**INPUT MATERIAL:**
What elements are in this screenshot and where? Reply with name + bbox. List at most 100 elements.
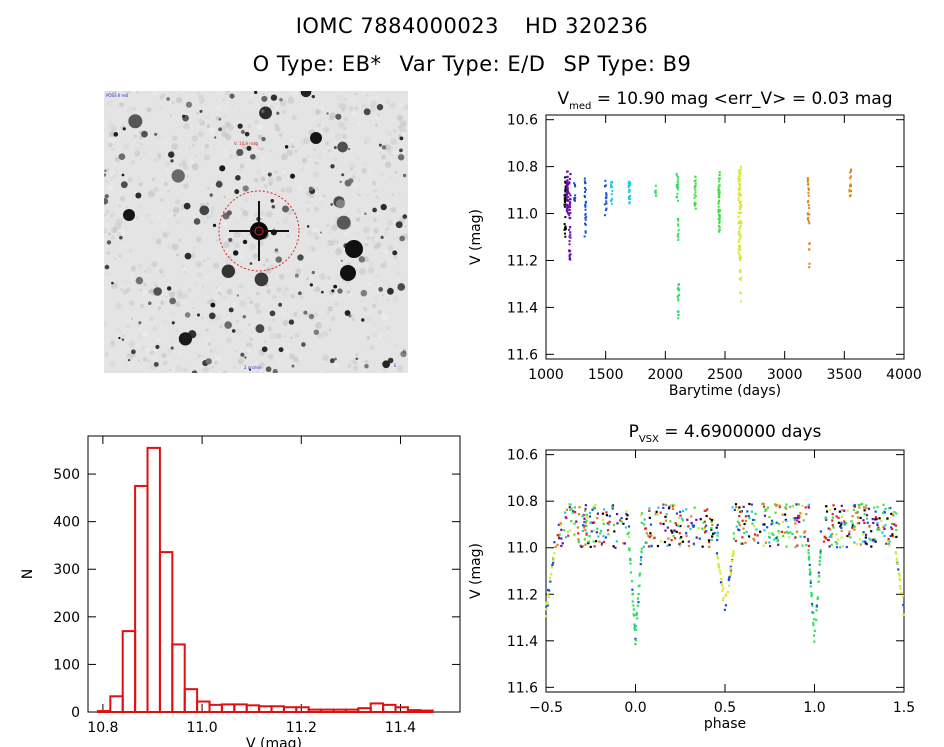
finder-star xyxy=(278,302,283,307)
ph-point xyxy=(687,544,691,548)
ph-point xyxy=(580,545,583,549)
lc-point xyxy=(739,204,742,207)
finder-star xyxy=(303,310,308,315)
ph-point xyxy=(861,502,864,506)
ph-point xyxy=(750,510,753,513)
finder-star xyxy=(337,141,348,153)
ph-point xyxy=(805,513,808,516)
ph-point xyxy=(552,556,555,560)
lc-point xyxy=(629,198,632,201)
ph-point xyxy=(892,513,895,517)
finder-star xyxy=(336,215,351,230)
lc-point xyxy=(628,181,631,184)
lc-point xyxy=(693,201,696,204)
finder-star xyxy=(269,310,276,317)
ph-point xyxy=(710,520,713,523)
finder-noise xyxy=(199,151,203,156)
lc-point xyxy=(568,214,571,217)
lc-point xyxy=(717,192,720,195)
lc-point xyxy=(628,188,631,191)
finder-noise xyxy=(197,272,203,278)
lc-point xyxy=(573,198,576,201)
ph-point xyxy=(897,568,900,571)
lc-point xyxy=(569,198,572,201)
lc-point xyxy=(584,188,587,191)
finder-noise xyxy=(382,294,385,297)
finder-noise xyxy=(274,275,280,281)
hist-ytick-label: 500 xyxy=(53,467,80,483)
ph-point xyxy=(840,536,843,539)
ph-point xyxy=(632,608,635,611)
ph-point xyxy=(807,505,810,508)
finder-noise xyxy=(163,181,168,187)
finder-noise xyxy=(302,237,305,241)
ph-point xyxy=(858,506,861,509)
ph-point xyxy=(545,601,548,604)
finder-noise xyxy=(298,262,305,268)
ph-point xyxy=(640,556,643,559)
finder-noise xyxy=(399,103,404,108)
finder-noise xyxy=(334,132,342,140)
lc-point xyxy=(806,177,809,180)
finder-star xyxy=(235,175,241,181)
lc-point xyxy=(566,179,569,182)
hist-bar xyxy=(134,484,149,713)
ph-point xyxy=(602,522,605,526)
lc-point xyxy=(738,269,741,272)
finder-noise xyxy=(333,274,341,281)
ph-point xyxy=(553,552,556,555)
ph-point xyxy=(679,542,682,545)
finder-noise xyxy=(282,134,285,137)
ph-xtick-label: 0.5 xyxy=(714,700,736,716)
ph-point xyxy=(667,537,670,540)
finder-noise xyxy=(286,149,294,157)
ph-point xyxy=(810,593,814,596)
finder-noise xyxy=(383,249,388,254)
ph-point xyxy=(827,539,831,542)
finder-noise xyxy=(163,360,168,366)
finder-noise xyxy=(107,142,113,148)
lc-point xyxy=(566,209,569,212)
finder-star xyxy=(118,153,126,160)
lc-point xyxy=(628,202,631,205)
finder-noise xyxy=(346,290,351,295)
finder-noise xyxy=(347,146,354,153)
ph-point xyxy=(831,524,834,527)
ph-ylabel: V (mag) xyxy=(468,543,484,599)
finder-noise xyxy=(290,336,293,339)
finder-noise xyxy=(104,227,108,234)
ph-point xyxy=(675,530,678,533)
ph-point xyxy=(777,530,780,533)
finder-noise xyxy=(201,316,204,319)
finder-noise xyxy=(198,264,201,267)
finder-noise xyxy=(314,309,320,314)
finder-noise xyxy=(202,170,209,178)
ph-point xyxy=(605,514,609,517)
finder-noise xyxy=(363,136,371,144)
finder-star xyxy=(254,91,258,94)
finder-noise xyxy=(171,143,179,150)
lc-point xyxy=(584,190,587,193)
finder-noise xyxy=(353,360,358,365)
lc-point xyxy=(676,296,679,299)
finder-star xyxy=(229,93,235,99)
ph-point xyxy=(895,560,898,563)
ph-point xyxy=(797,516,800,520)
finder-star xyxy=(340,259,343,262)
ph-point xyxy=(832,504,835,507)
ph-point xyxy=(716,531,719,534)
finder-star xyxy=(284,145,289,149)
finder-noise xyxy=(195,332,203,340)
ph-point xyxy=(587,542,590,545)
ph-point xyxy=(893,523,896,526)
lc-point xyxy=(807,191,810,194)
lc-point xyxy=(610,193,613,196)
ph-point xyxy=(611,507,614,510)
ph-point xyxy=(662,503,665,506)
ph-point xyxy=(592,521,596,524)
finder-noise xyxy=(297,335,305,343)
finder-noise xyxy=(197,325,204,332)
finder-noise xyxy=(366,236,370,240)
finder-noise xyxy=(250,345,254,350)
lc-point xyxy=(739,244,742,247)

**REQUIREMENT:**
Express the stretch of material that opens with the line containing "finder-star xyxy=(278,302,283,307)" and closes with the line containing "finder-noise xyxy=(104,227,108,234)", both included, as a Markdown table with the columns Row and Entry. Put a running number in Row and the line itself in Entry, and skip any blank lines.

**TASK RESPONSE:**
| Row | Entry |
|---|---|
| 1 | finder-star xyxy=(278,302,283,307) |
| 2 | ph-point xyxy=(687,544,691,548) |
| 3 | ph-point xyxy=(580,545,583,549) |
| 4 | lc-point xyxy=(739,204,742,207) |
| 5 | finder-star xyxy=(303,310,308,315) |
| 6 | ph-point xyxy=(861,502,864,506) |
| 7 | ph-point xyxy=(750,510,753,513) |
| 8 | finder-star xyxy=(337,141,348,153) |
| 9 | ph-point xyxy=(805,513,808,516) |
| 10 | ph-point xyxy=(552,556,555,560) |
| 11 | lc-point xyxy=(629,198,632,201) |
| 12 | ph-point xyxy=(892,513,895,517) |
| 13 | finder-star xyxy=(336,215,351,230) |
| 14 | lc-point xyxy=(628,181,631,184) |
| 15 | lc-point xyxy=(693,201,696,204) |
| 16 | finder-star xyxy=(269,310,276,317) |
| 17 | ph-point xyxy=(710,520,713,523) |
| 18 | finder-noise xyxy=(199,151,203,156) |
| 19 | lc-point xyxy=(568,214,571,217) |
| 20 | lc-point xyxy=(717,192,720,195) |
| 21 | lc-point xyxy=(628,188,631,191) |
| 22 | finder-noise xyxy=(197,272,203,278) |
| 23 | lc-point xyxy=(573,198,576,201) |
| 24 | ph-point xyxy=(897,568,900,571) |
| 25 | lc-point xyxy=(569,198,572,201) |
| 26 | lc-point xyxy=(584,188,587,191) |
| 27 | finder-noise xyxy=(382,294,385,297) |
| 28 | finder-noise xyxy=(274,275,280,281) |
| 29 | hist-ytick-label: 500 xyxy=(53,467,80,483) |
| 30 | ph-point xyxy=(840,536,843,539) |
| 31 | ph-point xyxy=(632,608,635,611) |
| 32 | ph-point xyxy=(807,505,810,508) |
| 33 | finder-noise xyxy=(163,181,168,187) |
| 34 | finder-noise xyxy=(302,237,305,241) |
| 35 | ph-point xyxy=(858,506,861,509) |
| 36 | ph-point xyxy=(545,601,548,604) |
| 37 | finder-noise xyxy=(298,262,305,268) |
| 38 | ph-point xyxy=(640,556,643,559) |
| 39 | finder-noise xyxy=(399,103,404,108) |
| 40 | finder-noise xyxy=(334,132,342,140) |
| 41 | lc-point xyxy=(806,177,809,180) |
| 42 | finder-star xyxy=(235,175,241,181) |
| 43 | lc-point xyxy=(566,179,569,182) |
| 44 | hist-bar xyxy=(134,484,149,713) |
| 45 | ph-point xyxy=(602,522,605,526) |
| 46 | lc-point xyxy=(738,269,741,272) |
| 47 | finder-noise xyxy=(333,274,341,281) |
| 48 | ph-point xyxy=(553,552,556,555) |
| 49 | ph-point xyxy=(679,542,682,545) |
| 50 | finder-noise xyxy=(282,134,285,137) |
| 51 | ph-xtick-label: 0.5 xyxy=(714,700,736,716) |
| 52 | ph-point xyxy=(667,537,670,540) |
| 53 | finder-noise xyxy=(286,149,294,157) |
| 54 | ph-point xyxy=(810,593,814,596) |
| 55 | finder-noise xyxy=(383,249,388,254) |
| 56 | ph-point xyxy=(827,539,831,542) |
| 57 | finder-noise xyxy=(163,360,168,366) |
| 58 | finder-noise xyxy=(107,142,113,148) |
| 59 | lc-point xyxy=(566,209,569,212) |
| 60 | finder-star xyxy=(118,153,126,160) |
| 61 | lc-point xyxy=(628,202,631,205) |
| 62 | finder-noise xyxy=(346,290,351,295) |
| 63 | finder-noise xyxy=(347,146,354,153) |
| 64 | ph-point xyxy=(831,524,834,527) |
| 65 | ph-ylabel: V (mag) xyxy=(468,543,484,599) |
| 66 | finder-noise xyxy=(290,336,293,339) |
| 67 | finder-noise xyxy=(104,227,108,234) |